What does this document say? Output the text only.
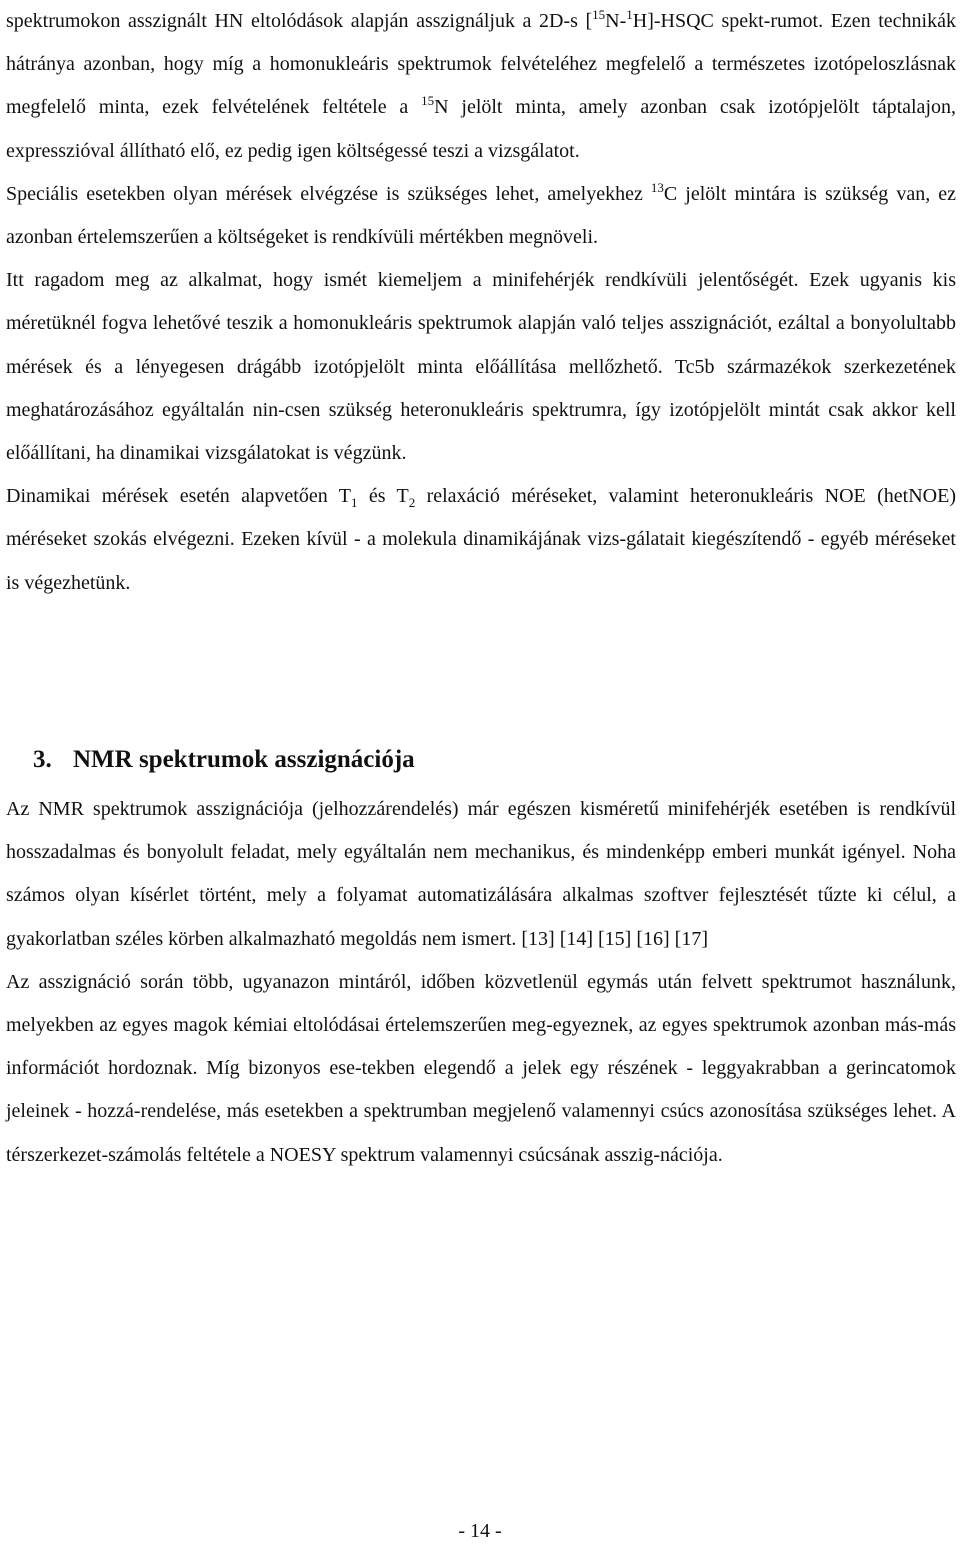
spektrumokon asszignált HN eltolódások alapján asszignáljuk a 2D-s [$^{15}$N-$^1$H]-HSQC spekt-rumot. Ezen technikák hátránya azonban, hogy míg a homonukleáris spektrumok felvételéhez megfelelő a természetes izotópeloszlásnak megfelelő minta, ezek felvételének feltétele a $^{15}$N jelölt minta, amely azonban csak izotópjelölt táptalajon, expresszióval állítható elő, ez pedig igen költségessé teszi a vizsgálatot.

Speciális esetekben olyan mérések elvégzése is szükséges lehet, amelyekhez $^{13}$C jelölt mintára is szükség van, ez azonban értelemszerűen a költségeket is rendkívüli mértékben megnöveli.

Itt ragadom meg az alkalmat, hogy ismét kiemeljem a minifehérjék rendkívüli jelentőségét. Ezek ugyanis kis méretüknél fogva lehetővé teszik a homonukleáris spektrumok alapján való teljes asszignációt, ezáltal a bonyolultabb mérések és a lényegesen drágább izotópjelölt minta előállítása mellőzhető. Tc5b származékok szerkezetének meghatározásához egyáltalán nin-csen szükség heteronukleáris spektrumra, így izotópjelölt mintát csak akkor kell előállítani, ha dinamikai vizsgálatokat is végzünk.

Dinamikai mérések esetén alapvetően $T_1$ és $T_2$ relaxáció méréseket, valamint heteronukleáris NOE (hetNOE) méréseket szokás elvégezni. Ezeken kívül - a molekula dinamikájának vizs-gálatait kiegészítendő - egyéb méréseket is végezhetünk.

3. NMR spektrumok asszignációja

Az NMR spektrumok asszignációja (jelhozzárendelés) már egészen kisméretű minifehérjék esetében is rendkívül hosszadalmas és bonyolult feladat, mely egyáltalán nem mechanikus, és mindenképp emberi munkát igényel. Noha számos olyan kísérlet történt, mely a folyamat automatizálására alkalmas szoftver fejlesztését tűzte ki célul, a gyakorlatban széles körben alkalmazható megoldás nem ismert. [13] [14] [15] [16] [17]

Az asszignáció során több, ugyanazon mintáról, időben közvetlenül egymás után felvett spektrumot használunk, melyekben az egyes magok kémiai eltolódásai értelemszerűen meg-egyeznek, az egyes spektrumok azonban más-más információt hordoznak. Míg bizonyos ese-tekben elegendő a jelek egy részének - leggyakrabban a gerincatomok jeleinek - hozzá-rendelése, más esetekben a spektrumban megjelenő valamennyi csúcs azonosítása szükséges lehet. A térszerkezet-számolás feltétele a NOESY spektrum valamennyi csúcsának asszig-nációja.

- 14 -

◆ DIRECTIONS ◆
Take the data above and repeat it exactly, leaving each picture out.

◆ EXERCISE ANSWER ◆
What does this document say? Output the text only.
spektrumokon asszignált HN eltolódások alapján asszignáljuk a 2D-s [$^{15}$N-$^1$H]-HSQC spekt-rumot. Ezen technikák hátránya azonban, hogy míg a homonukleáris spektrumok felvételéhez megfelelő a természetes izotópeloszlásnak megfelelő minta, ezek felvételének feltétele a $^{15}$N jelölt minta, amely azonban csak izotópjelölt táptalajon, expresszióval állítható elő, ez pedig igen költségessé teszi a vizsgálatot.

Speciális esetekben olyan mérések elvégzése is szükséges lehet, amelyekhez $^{13}$C jelölt mintára is szükség van, ez azonban értelemszerűen a költségeket is rendkívüli mértékben megnöveli.

Itt ragadom meg az alkalmat, hogy ismét kiemeljem a minifehérjék rendkívüli jelentőségét. Ezek ugyanis kis méretüknél fogva lehetővé teszik a homonukleáris spektrumok alapján való teljes asszignációt, ezáltal a bonyolultabb mérések és a lényegesen drágább izotópjelölt minta előállítása mellőzhető. Tc5b származékok szerkezetének meghatározásához egyáltalán nin-csen szükség heteronukleáris spektrumra, így izotópjelölt mintát csak akkor kell előállítani, ha dinamikai vizsgálatokat is végzünk.

Dinamikai mérések esetén alapvetően $T_1$ és $T_2$ relaxáció méréseket, valamint heteronukleáris NOE (hetNOE) méréseket szokás elvégezni. Ezeken kívül - a molekula dinamikájának vizs-gálatait kiegészítendő - egyéb méréseket is végezhetünk.

3. NMR spektrumok asszignációja

Az NMR spektrumok asszignációja (jelhozzárendelés) már egészen kisméretű minifehérjék esetében is rendkívül hosszadalmas és bonyolult feladat, mely egyáltalán nem mechanikus, és mindenképp emberi munkát igényel. Noha számos olyan kísérlet történt, mely a folyamat automatizálására alkalmas szoftver fejlesztését tűzte ki célul, a gyakorlatban széles körben alkalmazható megoldás nem ismert. [13] [14] [15] [16] [17]

Az asszignáció során több, ugyanazon mintáról, időben közvetlenül egymás után felvett spektrumot használunk, melyekben az egyes magok kémiai eltolódásai értelemszerűen meg-egyeznek, az egyes spektrumok azonban más-más információt hordoznak. Míg bizonyos ese-tekben elegendő a jelek egy részének - leggyakrabban a gerincatomok jeleinek - hozzá-rendelése, más esetekben a spektrumban megjelenő valamennyi csúcs azonosítása szükséges lehet. A térszerkezet-számolás feltétele a NOESY spektrum valamennyi csúcsának asszig-nációja.

- 14 -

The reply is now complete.